## EXERCISE DETAILS
Your task is to reproduce the entries below word for word.

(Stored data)
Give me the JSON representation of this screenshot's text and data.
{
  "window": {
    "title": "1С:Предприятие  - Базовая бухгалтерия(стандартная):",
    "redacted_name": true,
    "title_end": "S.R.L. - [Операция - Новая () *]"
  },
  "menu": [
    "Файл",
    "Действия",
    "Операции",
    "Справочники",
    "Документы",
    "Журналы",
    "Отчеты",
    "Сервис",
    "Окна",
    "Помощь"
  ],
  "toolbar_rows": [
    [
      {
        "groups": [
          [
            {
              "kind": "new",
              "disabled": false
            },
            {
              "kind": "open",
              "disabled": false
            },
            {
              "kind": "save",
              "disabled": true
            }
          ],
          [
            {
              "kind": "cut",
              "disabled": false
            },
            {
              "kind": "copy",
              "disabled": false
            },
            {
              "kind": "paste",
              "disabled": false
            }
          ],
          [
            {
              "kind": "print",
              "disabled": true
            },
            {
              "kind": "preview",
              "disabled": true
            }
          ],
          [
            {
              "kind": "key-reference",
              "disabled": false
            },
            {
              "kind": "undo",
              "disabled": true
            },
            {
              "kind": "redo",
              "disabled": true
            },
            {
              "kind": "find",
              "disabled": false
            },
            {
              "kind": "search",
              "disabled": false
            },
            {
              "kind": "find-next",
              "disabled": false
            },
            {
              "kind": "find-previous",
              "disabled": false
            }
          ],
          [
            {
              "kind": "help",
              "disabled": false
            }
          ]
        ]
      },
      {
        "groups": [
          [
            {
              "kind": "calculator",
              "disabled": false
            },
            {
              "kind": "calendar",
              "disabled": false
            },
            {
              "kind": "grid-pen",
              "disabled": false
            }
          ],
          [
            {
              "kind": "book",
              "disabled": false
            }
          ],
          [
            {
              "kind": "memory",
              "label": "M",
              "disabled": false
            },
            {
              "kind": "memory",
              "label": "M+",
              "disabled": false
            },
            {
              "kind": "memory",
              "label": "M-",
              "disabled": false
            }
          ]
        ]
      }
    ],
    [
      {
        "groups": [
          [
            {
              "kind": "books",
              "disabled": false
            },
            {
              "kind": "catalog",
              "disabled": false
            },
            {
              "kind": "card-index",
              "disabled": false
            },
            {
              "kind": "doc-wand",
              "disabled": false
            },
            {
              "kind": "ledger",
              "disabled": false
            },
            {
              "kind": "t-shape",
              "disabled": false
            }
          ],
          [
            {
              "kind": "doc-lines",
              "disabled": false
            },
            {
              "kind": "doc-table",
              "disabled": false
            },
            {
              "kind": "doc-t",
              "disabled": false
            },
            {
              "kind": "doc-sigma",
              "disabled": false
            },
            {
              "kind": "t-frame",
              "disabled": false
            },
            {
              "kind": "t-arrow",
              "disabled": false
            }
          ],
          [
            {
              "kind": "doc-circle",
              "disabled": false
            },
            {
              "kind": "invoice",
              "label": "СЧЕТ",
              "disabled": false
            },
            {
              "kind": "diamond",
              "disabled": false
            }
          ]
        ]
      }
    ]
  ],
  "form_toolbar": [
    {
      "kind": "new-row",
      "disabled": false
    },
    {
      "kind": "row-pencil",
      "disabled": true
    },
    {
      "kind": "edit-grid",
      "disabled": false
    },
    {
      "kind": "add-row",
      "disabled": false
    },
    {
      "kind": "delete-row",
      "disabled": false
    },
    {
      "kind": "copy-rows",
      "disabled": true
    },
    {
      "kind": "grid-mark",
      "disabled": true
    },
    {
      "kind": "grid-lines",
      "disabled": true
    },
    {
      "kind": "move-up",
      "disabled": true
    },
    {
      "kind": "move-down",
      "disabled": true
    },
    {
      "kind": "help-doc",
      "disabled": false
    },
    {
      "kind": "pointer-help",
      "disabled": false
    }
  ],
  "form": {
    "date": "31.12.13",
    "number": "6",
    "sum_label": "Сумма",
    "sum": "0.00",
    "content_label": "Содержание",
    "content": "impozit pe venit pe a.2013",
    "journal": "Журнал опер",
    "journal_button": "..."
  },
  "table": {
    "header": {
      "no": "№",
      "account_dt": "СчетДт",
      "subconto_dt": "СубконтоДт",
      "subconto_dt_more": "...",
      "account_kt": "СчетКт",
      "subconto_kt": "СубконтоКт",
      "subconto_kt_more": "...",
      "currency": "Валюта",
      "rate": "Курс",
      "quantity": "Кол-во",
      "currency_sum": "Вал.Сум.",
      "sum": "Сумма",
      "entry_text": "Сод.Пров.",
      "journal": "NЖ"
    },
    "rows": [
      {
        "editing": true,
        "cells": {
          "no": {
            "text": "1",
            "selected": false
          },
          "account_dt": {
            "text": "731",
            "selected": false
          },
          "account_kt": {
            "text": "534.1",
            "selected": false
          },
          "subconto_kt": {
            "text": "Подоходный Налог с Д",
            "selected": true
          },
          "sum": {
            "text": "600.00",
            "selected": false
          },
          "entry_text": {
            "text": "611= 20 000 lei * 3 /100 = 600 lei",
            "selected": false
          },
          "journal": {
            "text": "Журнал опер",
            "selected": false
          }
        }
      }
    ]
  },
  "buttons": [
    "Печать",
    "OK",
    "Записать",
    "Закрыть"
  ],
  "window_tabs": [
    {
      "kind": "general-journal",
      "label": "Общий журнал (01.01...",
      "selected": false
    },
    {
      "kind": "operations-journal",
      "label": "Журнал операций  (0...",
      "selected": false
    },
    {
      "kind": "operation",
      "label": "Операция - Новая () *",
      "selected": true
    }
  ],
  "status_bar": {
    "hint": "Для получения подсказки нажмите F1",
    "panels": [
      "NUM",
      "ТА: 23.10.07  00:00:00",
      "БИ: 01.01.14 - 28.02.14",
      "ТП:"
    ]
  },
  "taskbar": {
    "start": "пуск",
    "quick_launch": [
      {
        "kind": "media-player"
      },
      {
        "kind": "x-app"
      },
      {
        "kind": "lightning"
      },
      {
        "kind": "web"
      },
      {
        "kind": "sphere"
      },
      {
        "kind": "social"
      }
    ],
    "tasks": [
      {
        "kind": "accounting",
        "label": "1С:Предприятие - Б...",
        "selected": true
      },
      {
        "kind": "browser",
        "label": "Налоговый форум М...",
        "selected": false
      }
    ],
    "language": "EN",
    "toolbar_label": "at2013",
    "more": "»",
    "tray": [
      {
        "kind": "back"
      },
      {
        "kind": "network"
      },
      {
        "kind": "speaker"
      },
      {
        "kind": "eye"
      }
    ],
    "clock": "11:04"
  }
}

## WRITTEN ANSWER
Give me the JSON representation of this screenshot's text and data.
{
  "window": {
    "title": "1С:Предприятие  - Базовая бухгалтерия(стандартная):",
    "redacted_name": true,
    "title_end": "S.R.L. - [Операция - Новая () *]"
  },
  "menu": [
    "Файл",
    "Действия",
    "Операции",
    "Справочники",
    "Документы",
    "Журналы",
    "Отчеты",
    "Сервис",
    "Окна",
    "Помощь"
  ],
  "toolbar_rows": [
    [
      {
        "groups": [
          [
            {
              "kind": "new",
              "disabled": false
            },
            {
              "kind": "open",
              "disabled": false
            },
            {
              "kind": "save",
              "disabled": true
            }
          ],
          [
            {
              "kind": "cut",
              "disabled": false
            },
            {
              "kind": "copy",
              "disabled": false
            },
            {
              "kind": "paste",
              "disabled": false
            }
          ],
          [
            {
              "kind": "print",
              "disabled": true
            },
            {
              "kind": "preview",
              "disabled": true
            }
          ],
          [
            {
              "kind": "key-reference",
              "disabled": false
            },
            {
              "kind": "undo",
              "disabled": true
            },
            {
              "kind": "redo",
              "disabled": true
            },
            {
              "kind": "find",
              "disabled": false
            },
            {
              "kind": "search",
              "disabled": false
            },
            {
              "kind": "find-next",
              "disabled": false
            },
            {
              "kind": "find-previous",
              "disabled": false
            }
          ],
          [
            {
              "kind": "help",
              "disabled": false
            }
          ]
        ]
      },
      {
        "groups": [
          [
            {
              "kind": "calculator",
              "disabled": false
            },
            {
              "kind": "calendar",
              "disabled": false
            },
            {
              "kind": "grid-pen",
              "disabled": false
            }
          ],
          [
            {
              "kind": "book",
              "disabled": false
            }
          ],
          [
            {
              "kind": "memory",
              "label": "M",
              "disabled": false
            },
            {
              "kind": "memory",
              "label": "M+",
              "disabled": false
            },
            {
              "kind": "memory",
              "label": "M-",
              "disabled": false
            }
          ]
        ]
      }
    ],
    [
      {
        "groups": [
          [
            {
              "kind": "books",
              "disabled": false
            },
            {
              "kind": "catalog",
              "disabled": false
            },
            {
              "kind": "card-index",
              "disabled": false
            },
            {
              "kind": "doc-wand",
              "disabled": false
            },
            {
              "kind": "ledger",
              "disabled": false
            },
            {
              "kind": "t-shape",
              "disabled": false
            }
          ],
          [
            {
              "kind": "doc-lines",
              "disabled": false
            },
            {
              "kind": "doc-table",
              "disabled": false
            },
            {
              "kind": "doc-t",
              "disabled": false
            },
            {
              "kind": "doc-sigma",
              "disabled": false
            },
            {
              "kind": "t-frame",
              "disabled": false
            },
            {
              "kind": "t-arrow",
              "disabled": false
            }
          ],
          [
            {
              "kind": "doc-circle",
              "disabled": false
            },
            {
              "kind": "invoice",
              "label": "СЧЕТ",
              "disabled": false
            },
            {
              "kind": "diamond",
              "disabled": false
            }
          ]
        ]
      }
    ]
  ],
  "form_toolbar": [
    {
      "kind": "new-row",
      "disabled": false
    },
    {
      "kind": "row-pencil",
      "disabled": true
    },
    {
      "kind": "edit-grid",
      "disabled": false
    },
    {
      "kind": "add-row",
      "disabled": false
    },
    {
      "kind": "delete-row",
      "disabled": false
    },
    {
      "kind": "copy-rows",
      "disabled": true
    },
    {
      "kind": "grid-mark",
      "disabled": true
    },
    {
      "kind": "grid-lines",
      "disabled": true
    },
    {
      "kind": "move-up",
      "disabled": true
    },
    {
      "kind": "move-down",
      "disabled": true
    },
    {
      "kind": "help-doc",
      "disabled": false
    },
    {
      "kind": "pointer-help",
      "disabled": false
    }
  ],
  "form": {
    "date": "31.12.13",
    "number": "6",
    "sum_label": "Сумма",
    "sum": "0.00",
    "content_label": "Содержание",
    "content": "impozit pe venit pe a.2013",
    "journal": "Журнал опер",
    "journal_button": "..."
  },
  "table": {
    "header": {
      "no": "№",
      "account_dt": "СчетДт",
      "subconto_dt": "СубконтоДт",
      "subconto_dt_more": "...",
      "account_kt": "СчетКт",
      "subconto_kt": "СубконтоКт",
      "subconto_kt_more": "...",
      "currency": "Валюта",
      "rate": "Курс",
      "quantity": "Кол-во",
      "currency_sum": "Вал.Сум.",
      "sum": "Сумма",
      "entry_text": "Сод.Пров.",
      "journal": "NЖ"
    },
    "rows": [
      {
        "editing": true,
        "cells": {
          "no": {
            "text": "1",
            "selected": false
          },
          "account_dt": {
            "text": "731",
            "selected": false
          },
          "account_kt": {
            "text": "534.1",
            "selected": false
          },
          "subconto_kt": {
            "text": "Подоходный Налог с Д",
            "selected": true
          },
          "sum": {
            "text": "600.00",
            "selected": false
          },
          "entry_text": {
            "text": "611= 20 000 lei * 3 /100 = 600 lei",
            "selected": false
          },
          "journal": {
            "text": "Журнал опер",
            "selected": false
          }
        }
      }
    ]
  },
  "buttons": [
    "Печать",
    "OK",
    "Записать",
    "Закрыть"
  ],
  "window_tabs": [
    {
      "kind": "general-journal",
      "label": "Общий журнал (01.01...",
      "selected": false
    },
    {
      "kind": "operations-journal",
      "label": "Журнал операций  (0...",
      "selected": false
    },
    {
      "kind": "operation",
      "label": "Операция - Новая () *",
      "selected": true
    }
  ],
  "status_bar": {
    "hint": "Для получения подсказки нажмите F1",
    "panels": [
      "NUM",
      "ТА: 23.10.07  00:00:00",
      "БИ: 01.01.14 - 28.02.14",
      "ТП:"
    ]
  },
  "taskbar": {
    "start": "пуск",
    "quick_launch": [
      {
        "kind": "media-player"
      },
      {
        "kind": "x-app"
      },
      {
        "kind": "lightning"
      },
      {
        "kind": "web"
      },
      {
        "kind": "sphere"
      },
      {
        "kind": "social"
      }
    ],
    "tasks": [
      {
        "kind": "accounting",
        "label": "1С:Предприятие - Б...",
        "selected": true
      },
      {
        "kind": "browser",
        "label": "Налоговый форум М...",
        "selected": false
      }
    ],
    "language": "EN",
    "toolbar_label": "at2013",
    "more": "»",
    "tray": [
      {
        "kind": "back"
      },
      {
        "kind": "network"
      },
      {
        "kind": "speaker"
      },
      {
        "kind": "eye"
      }
    ],
    "clock": "11:04"
  }
}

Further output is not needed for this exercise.